[Extracted records]

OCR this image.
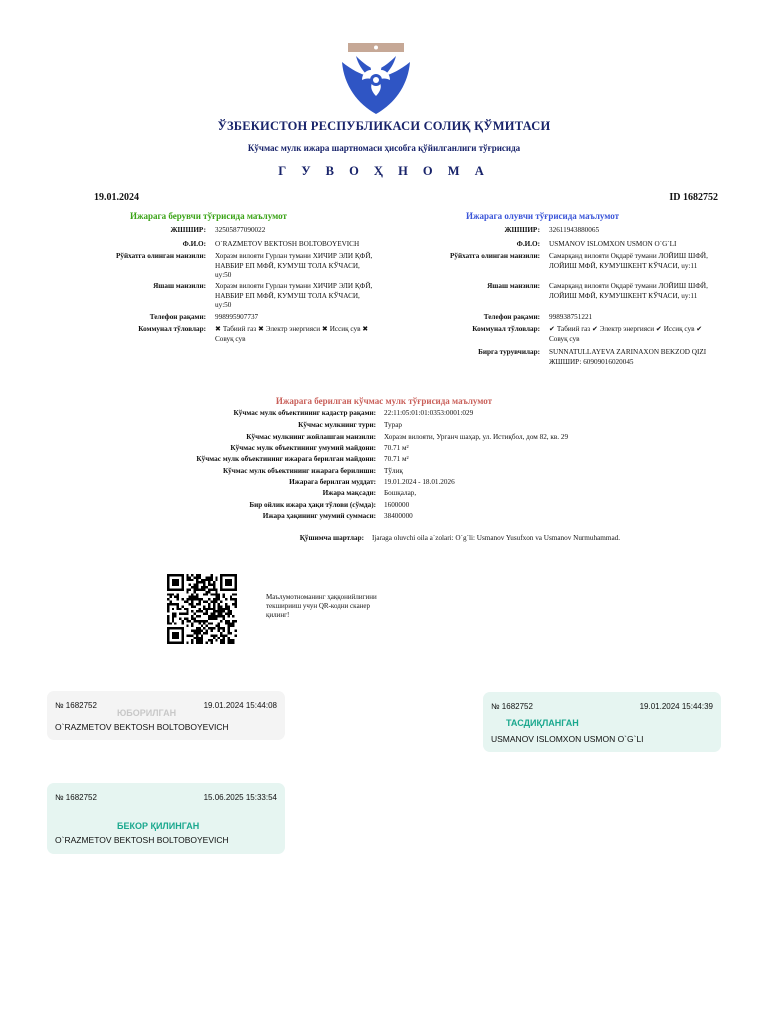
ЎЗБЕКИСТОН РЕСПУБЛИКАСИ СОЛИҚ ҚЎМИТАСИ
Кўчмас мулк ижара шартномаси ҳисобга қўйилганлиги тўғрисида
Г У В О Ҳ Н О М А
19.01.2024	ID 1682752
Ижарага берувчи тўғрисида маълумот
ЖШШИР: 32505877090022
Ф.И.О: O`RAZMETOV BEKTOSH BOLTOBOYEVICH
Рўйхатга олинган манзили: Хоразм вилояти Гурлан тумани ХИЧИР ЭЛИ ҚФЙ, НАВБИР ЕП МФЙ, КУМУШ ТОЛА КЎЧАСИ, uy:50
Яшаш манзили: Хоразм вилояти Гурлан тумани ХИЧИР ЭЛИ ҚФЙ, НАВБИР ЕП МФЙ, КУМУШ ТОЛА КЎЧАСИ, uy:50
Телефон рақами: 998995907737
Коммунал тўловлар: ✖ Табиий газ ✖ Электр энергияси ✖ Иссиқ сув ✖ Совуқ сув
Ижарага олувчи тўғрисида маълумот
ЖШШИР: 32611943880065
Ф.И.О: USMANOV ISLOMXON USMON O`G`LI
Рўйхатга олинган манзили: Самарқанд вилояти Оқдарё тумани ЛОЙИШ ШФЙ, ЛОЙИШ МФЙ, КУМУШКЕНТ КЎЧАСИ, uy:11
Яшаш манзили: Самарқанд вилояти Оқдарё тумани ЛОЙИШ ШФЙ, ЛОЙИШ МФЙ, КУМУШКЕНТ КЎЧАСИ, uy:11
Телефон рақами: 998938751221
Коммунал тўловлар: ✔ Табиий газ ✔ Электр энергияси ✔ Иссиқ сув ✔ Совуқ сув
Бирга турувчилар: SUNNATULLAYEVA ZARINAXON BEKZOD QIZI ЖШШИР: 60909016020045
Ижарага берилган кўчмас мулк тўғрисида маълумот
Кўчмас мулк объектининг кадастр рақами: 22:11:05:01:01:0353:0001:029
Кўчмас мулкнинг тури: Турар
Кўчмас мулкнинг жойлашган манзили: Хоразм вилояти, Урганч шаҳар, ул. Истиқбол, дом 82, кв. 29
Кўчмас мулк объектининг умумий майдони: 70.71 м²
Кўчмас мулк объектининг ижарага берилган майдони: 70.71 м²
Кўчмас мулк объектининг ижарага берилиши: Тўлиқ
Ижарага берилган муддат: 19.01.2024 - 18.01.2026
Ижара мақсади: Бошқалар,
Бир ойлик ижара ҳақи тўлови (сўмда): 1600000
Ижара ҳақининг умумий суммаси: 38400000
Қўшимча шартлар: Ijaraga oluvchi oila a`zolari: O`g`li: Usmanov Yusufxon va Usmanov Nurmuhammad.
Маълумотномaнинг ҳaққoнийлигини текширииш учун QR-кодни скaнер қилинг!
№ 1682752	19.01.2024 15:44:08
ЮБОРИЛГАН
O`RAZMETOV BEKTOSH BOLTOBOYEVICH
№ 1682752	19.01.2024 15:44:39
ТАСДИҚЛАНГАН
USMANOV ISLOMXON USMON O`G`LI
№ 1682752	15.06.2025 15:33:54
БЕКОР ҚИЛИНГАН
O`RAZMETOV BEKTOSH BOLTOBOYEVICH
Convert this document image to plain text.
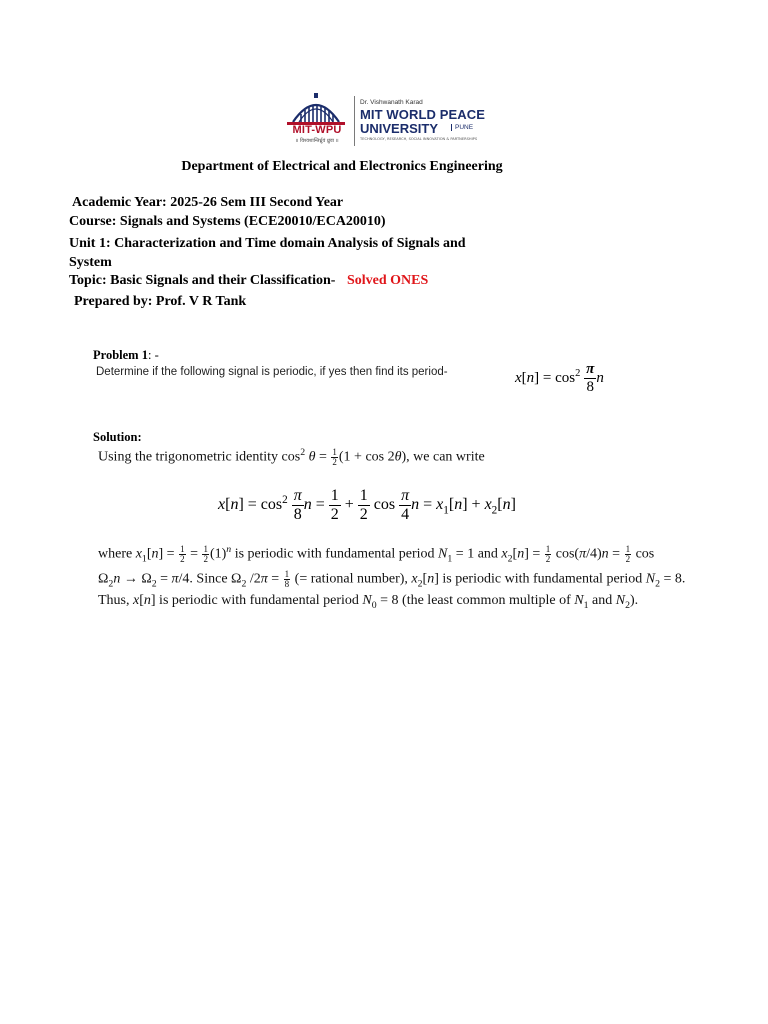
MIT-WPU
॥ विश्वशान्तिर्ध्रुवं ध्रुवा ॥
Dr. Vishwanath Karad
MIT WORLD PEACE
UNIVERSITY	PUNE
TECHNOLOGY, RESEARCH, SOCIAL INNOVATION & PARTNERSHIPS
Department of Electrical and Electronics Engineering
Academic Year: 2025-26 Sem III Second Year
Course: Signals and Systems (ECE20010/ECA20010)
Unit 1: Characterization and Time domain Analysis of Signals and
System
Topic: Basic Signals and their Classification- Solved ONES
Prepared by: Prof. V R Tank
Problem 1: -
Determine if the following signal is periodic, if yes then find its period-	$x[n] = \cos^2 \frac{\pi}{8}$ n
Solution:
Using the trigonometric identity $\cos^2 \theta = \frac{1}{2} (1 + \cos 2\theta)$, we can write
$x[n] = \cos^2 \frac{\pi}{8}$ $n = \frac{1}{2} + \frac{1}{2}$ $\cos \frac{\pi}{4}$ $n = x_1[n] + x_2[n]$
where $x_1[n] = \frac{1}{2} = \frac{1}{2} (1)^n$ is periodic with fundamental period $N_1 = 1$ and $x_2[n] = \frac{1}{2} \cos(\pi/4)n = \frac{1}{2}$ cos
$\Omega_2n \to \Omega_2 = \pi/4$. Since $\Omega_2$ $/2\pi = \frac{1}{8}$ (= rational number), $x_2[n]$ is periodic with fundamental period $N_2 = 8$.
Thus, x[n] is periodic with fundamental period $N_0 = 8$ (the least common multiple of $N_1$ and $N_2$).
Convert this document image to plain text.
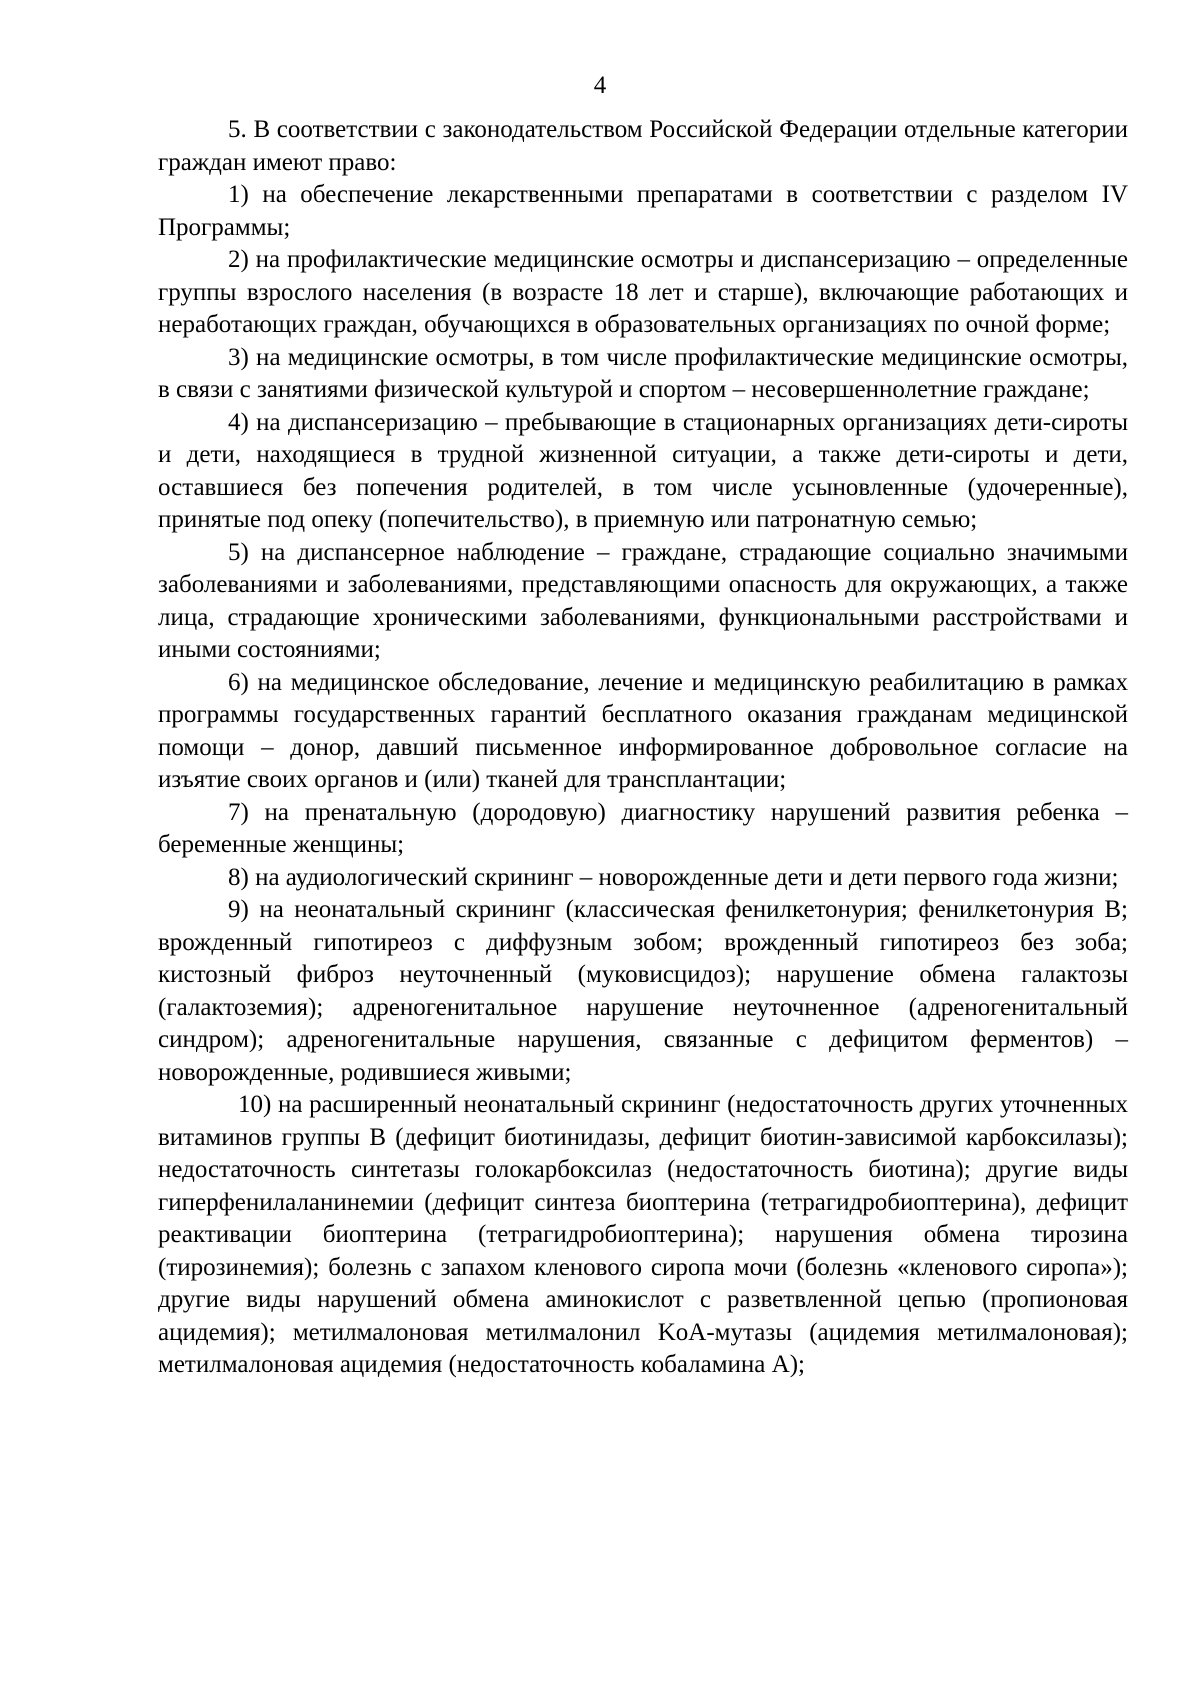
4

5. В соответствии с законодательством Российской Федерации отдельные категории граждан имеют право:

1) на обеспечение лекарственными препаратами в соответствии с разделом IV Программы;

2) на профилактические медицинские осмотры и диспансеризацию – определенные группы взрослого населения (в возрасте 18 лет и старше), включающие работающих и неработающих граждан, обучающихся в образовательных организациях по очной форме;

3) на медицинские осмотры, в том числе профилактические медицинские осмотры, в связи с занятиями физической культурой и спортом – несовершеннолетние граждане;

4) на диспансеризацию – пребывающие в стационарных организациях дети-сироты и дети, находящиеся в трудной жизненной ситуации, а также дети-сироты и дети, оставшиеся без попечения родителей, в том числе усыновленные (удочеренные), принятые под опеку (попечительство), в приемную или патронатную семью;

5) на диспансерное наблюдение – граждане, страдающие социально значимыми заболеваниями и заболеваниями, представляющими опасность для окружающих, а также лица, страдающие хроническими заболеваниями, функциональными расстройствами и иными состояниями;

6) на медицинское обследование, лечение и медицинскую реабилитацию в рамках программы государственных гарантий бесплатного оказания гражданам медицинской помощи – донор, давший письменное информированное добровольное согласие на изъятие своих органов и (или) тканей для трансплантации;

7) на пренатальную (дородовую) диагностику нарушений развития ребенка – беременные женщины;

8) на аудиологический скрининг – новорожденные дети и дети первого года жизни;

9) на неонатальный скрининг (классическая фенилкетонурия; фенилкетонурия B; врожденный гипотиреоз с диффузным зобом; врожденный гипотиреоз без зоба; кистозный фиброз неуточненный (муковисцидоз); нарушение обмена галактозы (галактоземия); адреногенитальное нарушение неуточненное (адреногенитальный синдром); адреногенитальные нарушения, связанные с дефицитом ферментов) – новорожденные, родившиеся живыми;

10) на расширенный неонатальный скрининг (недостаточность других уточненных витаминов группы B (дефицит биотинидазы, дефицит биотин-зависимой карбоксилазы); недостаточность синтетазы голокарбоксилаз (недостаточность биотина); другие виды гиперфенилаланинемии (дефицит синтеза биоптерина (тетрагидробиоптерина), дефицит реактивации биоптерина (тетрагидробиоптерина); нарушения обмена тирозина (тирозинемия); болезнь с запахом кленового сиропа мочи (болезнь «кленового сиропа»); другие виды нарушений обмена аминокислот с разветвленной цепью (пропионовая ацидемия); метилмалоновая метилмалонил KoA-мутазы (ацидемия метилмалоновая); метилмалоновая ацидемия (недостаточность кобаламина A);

### [Task brief]
Give only the number of lines above that hold the string "тўғрисида".

### [Task response]
4